(Figure record extracts)
- - -

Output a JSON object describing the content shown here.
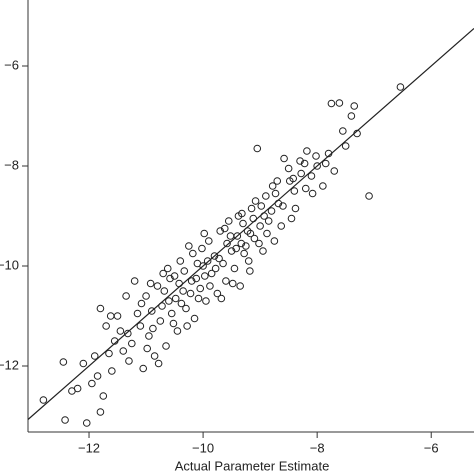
{
  "chart_data": {
    "type": "scatter",
    "x_label": "Actual Parameter Estimate",
    "xlim": [
      -13.07,
      -5.25
    ],
    "ylim": [
      -13.32,
      -4.68
    ],
    "xticks": [
      {
        "value": -12,
        "label": "−12"
      },
      {
        "value": -10,
        "label": "−10"
      },
      {
        "value": -8,
        "label": "−8"
      },
      {
        "value": -6,
        "label": "−6"
      }
    ],
    "yticks": [
      {
        "value": -6,
        "label": "−6"
      },
      {
        "value": -8,
        "label": "−8"
      },
      {
        "value": -10,
        "label": "−10"
      },
      {
        "value": -12,
        "label": "−12"
      }
    ],
    "marker_color": "#222222",
    "x": [
      -12.8,
      -12.42,
      -12.04,
      -11.8,
      -12.3,
      -12.1,
      -12.45,
      -11.95,
      -11.75,
      -11.6,
      -11.9,
      -11.7,
      -11.55,
      -11.4,
      -11.3,
      -11.8,
      -11.65,
      -11.5,
      -11.35,
      -11.25,
      -11.2,
      -11.1,
      -11.05,
      -11.0,
      -10.95,
      -10.9,
      -10.85,
      -10.8,
      -10.75,
      -10.7,
      -10.65,
      -10.6,
      -10.55,
      -10.5,
      -10.45,
      -10.4,
      -10.35,
      -10.3,
      -10.25,
      -10.2,
      -10.15,
      -10.1,
      -10.05,
      -10.0,
      -9.95,
      -9.9,
      -9.85,
      -9.8,
      -9.75,
      -9.7,
      -9.65,
      -9.6,
      -9.55,
      -9.5,
      -9.45,
      -9.4,
      -9.35,
      -9.3,
      -9.25,
      -9.2,
      -9.15,
      -9.1,
      -9.05,
      -9.0,
      -8.95,
      -8.9,
      -8.85,
      -8.8,
      -8.75,
      -8.7,
      -8.6,
      -8.5,
      -8.45,
      -8.4,
      -8.3,
      -8.2,
      -8.1,
      -8.0,
      -7.9,
      -7.8,
      -7.75,
      -7.7,
      -7.61,
      -7.5,
      -7.4,
      -7.3,
      -7.35,
      -7.09,
      -6.54,
      -12.2,
      -11.85,
      -11.45,
      -11.15,
      -10.92,
      -10.78,
      -10.62,
      -10.48,
      -10.33,
      -10.18,
      -10.08,
      -9.98,
      -9.88,
      -9.72,
      -9.58,
      -9.48,
      -9.38,
      -9.28,
      -9.18,
      -9.08,
      -8.98,
      -8.88,
      -8.78,
      -8.68,
      -8.58,
      -8.48,
      -8.38,
      -8.28,
      -8.18,
      -8.08,
      -10.22,
      -10.42,
      -10.58,
      -10.72,
      -10.02,
      -9.92,
      -9.62,
      -9.42,
      -9.32,
      -9.22,
      -9.12,
      -9.02,
      -11.62,
      -11.32,
      -11.08,
      -10.98,
      -10.88,
      -10.68,
      -10.52,
      -10.38,
      -10.28,
      -10.12,
      -9.97,
      -9.78,
      -9.68,
      -9.52,
      -9.33,
      -9.17,
      -8.93,
      -8.73,
      -8.63,
      -8.42,
      -8.22,
      -8.02,
      -7.85,
      -7.55
    ],
    "values": [
      -12.68,
      -13.08,
      -13.14,
      -12.92,
      -12.5,
      -11.95,
      -11.92,
      -12.35,
      -12.6,
      -12.1,
      -11.8,
      -11.2,
      -11.5,
      -11.7,
      -11.9,
      -10.85,
      -11.75,
      -11.0,
      -10.6,
      -11.55,
      -10.3,
      -11.2,
      -12.05,
      -10.6,
      -11.4,
      -10.9,
      -11.8,
      -10.4,
      -11.1,
      -10.15,
      -11.6,
      -10.7,
      -10.95,
      -10.2,
      -11.3,
      -9.9,
      -10.5,
      -10.85,
      -9.6,
      -10.3,
      -11.05,
      -9.95,
      -10.45,
      -10.0,
      -10.7,
      -9.5,
      -10.15,
      -9.8,
      -10.55,
      -9.3,
      -9.95,
      -10.3,
      -9.1,
      -9.7,
      -10.05,
      -9.4,
      -10.4,
      -9.15,
      -9.6,
      -9.9,
      -8.85,
      -9.45,
      -7.65,
      -9.2,
      -9.7,
      -8.6,
      -9.1,
      -8.9,
      -9.5,
      -8.3,
      -8.8,
      -8.05,
      -9.05,
      -8.5,
      -7.9,
      -8.45,
      -8.2,
      -8.0,
      -8.4,
      -7.75,
      -6.75,
      -8.1,
      -6.74,
      -7.6,
      -7.0,
      -7.35,
      -6.8,
      -8.6,
      -6.42,
      -12.45,
      -12.2,
      -11.3,
      -10.95,
      -10.35,
      -11.95,
      -10.05,
      -10.65,
      -10.1,
      -9.75,
      -10.65,
      -9.35,
      -10.4,
      -9.85,
      -9.55,
      -10.35,
      -9.0,
      -9.75,
      -10.1,
      -8.7,
      -8.8,
      -9.35,
      -8.4,
      -8.75,
      -7.85,
      -8.3,
      -8.85,
      -8.15,
      -7.7,
      -8.55,
      -10.55,
      -10.35,
      -10.25,
      -10.8,
      -9.65,
      -9.9,
      -9.25,
      -9.65,
      -8.95,
      -9.3,
      -9.05,
      -9.55,
      -11.0,
      -11.35,
      -10.75,
      -11.65,
      -11.25,
      -10.5,
      -11.15,
      -10.75,
      -11.2,
      -10.25,
      -10.2,
      -10.05,
      -10.65,
      -9.4,
      -9.55,
      -9.35,
      -9.0,
      -8.55,
      -9.2,
      -8.25,
      -7.95,
      -7.8,
      -7.95,
      -7.3
    ]
  }
}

- - -

Requirements: Print every record above exactly as written, leaving out the pictures.

Reply:
Output a JSON object describing the content shown here.
{
  "chart_data": {
    "type": "scatter",
    "x_label": "Actual Parameter Estimate",
    "xlim": [
      -13.07,
      -5.25
    ],
    "ylim": [
      -13.32,
      -4.68
    ],
    "xticks": [
      {
        "value": -12,
        "label": "−12"
      },
      {
        "value": -10,
        "label": "−10"
      },
      {
        "value": -8,
        "label": "−8"
      },
      {
        "value": -6,
        "label": "−6"
      }
    ],
    "yticks": [
      {
        "value": -6,
        "label": "−6"
      },
      {
        "value": -8,
        "label": "−8"
      },
      {
        "value": -10,
        "label": "−10"
      },
      {
        "value": -12,
        "label": "−12"
      }
    ],
    "marker_color": "#222222",
    "x": [
      -12.8,
      -12.42,
      -12.04,
      -11.8,
      -12.3,
      -12.1,
      -12.45,
      -11.95,
      -11.75,
      -11.6,
      -11.9,
      -11.7,
      -11.55,
      -11.4,
      -11.3,
      -11.8,
      -11.65,
      -11.5,
      -11.35,
      -11.25,
      -11.2,
      -11.1,
      -11.05,
      -11.0,
      -10.95,
      -10.9,
      -10.85,
      -10.8,
      -10.75,
      -10.7,
      -10.65,
      -10.6,
      -10.55,
      -10.5,
      -10.45,
      -10.4,
      -10.35,
      -10.3,
      -10.25,
      -10.2,
      -10.15,
      -10.1,
      -10.05,
      -10.0,
      -9.95,
      -9.9,
      -9.85,
      -9.8,
      -9.75,
      -9.7,
      -9.65,
      -9.6,
      -9.55,
      -9.5,
      -9.45,
      -9.4,
      -9.35,
      -9.3,
      -9.25,
      -9.2,
      -9.15,
      -9.1,
      -9.05,
      -9.0,
      -8.95,
      -8.9,
      -8.85,
      -8.8,
      -8.75,
      -8.7,
      -8.6,
      -8.5,
      -8.45,
      -8.4,
      -8.3,
      -8.2,
      -8.1,
      -8.0,
      -7.9,
      -7.8,
      -7.75,
      -7.7,
      -7.61,
      -7.5,
      -7.4,
      -7.3,
      -7.35,
      -7.09,
      -6.54,
      -12.2,
      -11.85,
      -11.45,
      -11.15,
      -10.92,
      -10.78,
      -10.62,
      -10.48,
      -10.33,
      -10.18,
      -10.08,
      -9.98,
      -9.88,
      -9.72,
      -9.58,
      -9.48,
      -9.38,
      -9.28,
      -9.18,
      -9.08,
      -8.98,
      -8.88,
      -8.78,
      -8.68,
      -8.58,
      -8.48,
      -8.38,
      -8.28,
      -8.18,
      -8.08,
      -10.22,
      -10.42,
      -10.58,
      -10.72,
      -10.02,
      -9.92,
      -9.62,
      -9.42,
      -9.32,
      -9.22,
      -9.12,
      -9.02,
      -11.62,
      -11.32,
      -11.08,
      -10.98,
      -10.88,
      -10.68,
      -10.52,
      -10.38,
      -10.28,
      -10.12,
      -9.97,
      -9.78,
      -9.68,
      -9.52,
      -9.33,
      -9.17,
      -8.93,
      -8.73,
      -8.63,
      -8.42,
      -8.22,
      -8.02,
      -7.85,
      -7.55
    ],
    "values": [
      -12.68,
      -13.08,
      -13.14,
      -12.92,
      -12.5,
      -11.95,
      -11.92,
      -12.35,
      -12.6,
      -12.1,
      -11.8,
      -11.2,
      -11.5,
      -11.7,
      -11.9,
      -10.85,
      -11.75,
      -11.0,
      -10.6,
      -11.55,
      -10.3,
      -11.2,
      -12.05,
      -10.6,
      -11.4,
      -10.9,
      -11.8,
      -10.4,
      -11.1,
      -10.15,
      -11.6,
      -10.7,
      -10.95,
      -10.2,
      -11.3,
      -9.9,
      -10.5,
      -10.85,
      -9.6,
      -10.3,
      -11.05,
      -9.95,
      -10.45,
      -10.0,
      -10.7,
      -9.5,
      -10.15,
      -9.8,
      -10.55,
      -9.3,
      -9.95,
      -10.3,
      -9.1,
      -9.7,
      -10.05,
      -9.4,
      -10.4,
      -9.15,
      -9.6,
      -9.9,
      -8.85,
      -9.45,
      -7.65,
      -9.2,
      -9.7,
      -8.6,
      -9.1,
      -8.9,
      -9.5,
      -8.3,
      -8.8,
      -8.05,
      -9.05,
      -8.5,
      -7.9,
      -8.45,
      -8.2,
      -8.0,
      -8.4,
      -7.75,
      -6.75,
      -8.1,
      -6.74,
      -7.6,
      -7.0,
      -7.35,
      -6.8,
      -8.6,
      -6.42,
      -12.45,
      -12.2,
      -11.3,
      -10.95,
      -10.35,
      -11.95,
      -10.05,
      -10.65,
      -10.1,
      -9.75,
      -10.65,
      -9.35,
      -10.4,
      -9.85,
      -9.55,
      -10.35,
      -9.0,
      -9.75,
      -10.1,
      -8.7,
      -8.8,
      -9.35,
      -8.4,
      -8.75,
      -7.85,
      -8.3,
      -8.85,
      -8.15,
      -7.7,
      -8.55,
      -10.55,
      -10.35,
      -10.25,
      -10.8,
      -9.65,
      -9.9,
      -9.25,
      -9.65,
      -8.95,
      -9.3,
      -9.05,
      -9.55,
      -11.0,
      -11.35,
      -10.75,
      -11.65,
      -11.25,
      -10.5,
      -11.15,
      -10.75,
      -11.2,
      -10.25,
      -10.2,
      -10.05,
      -10.65,
      -9.4,
      -9.55,
      -9.35,
      -9.0,
      -8.55,
      -9.2,
      -8.25,
      -7.95,
      -7.8,
      -7.95,
      -7.3
    ]
  }
}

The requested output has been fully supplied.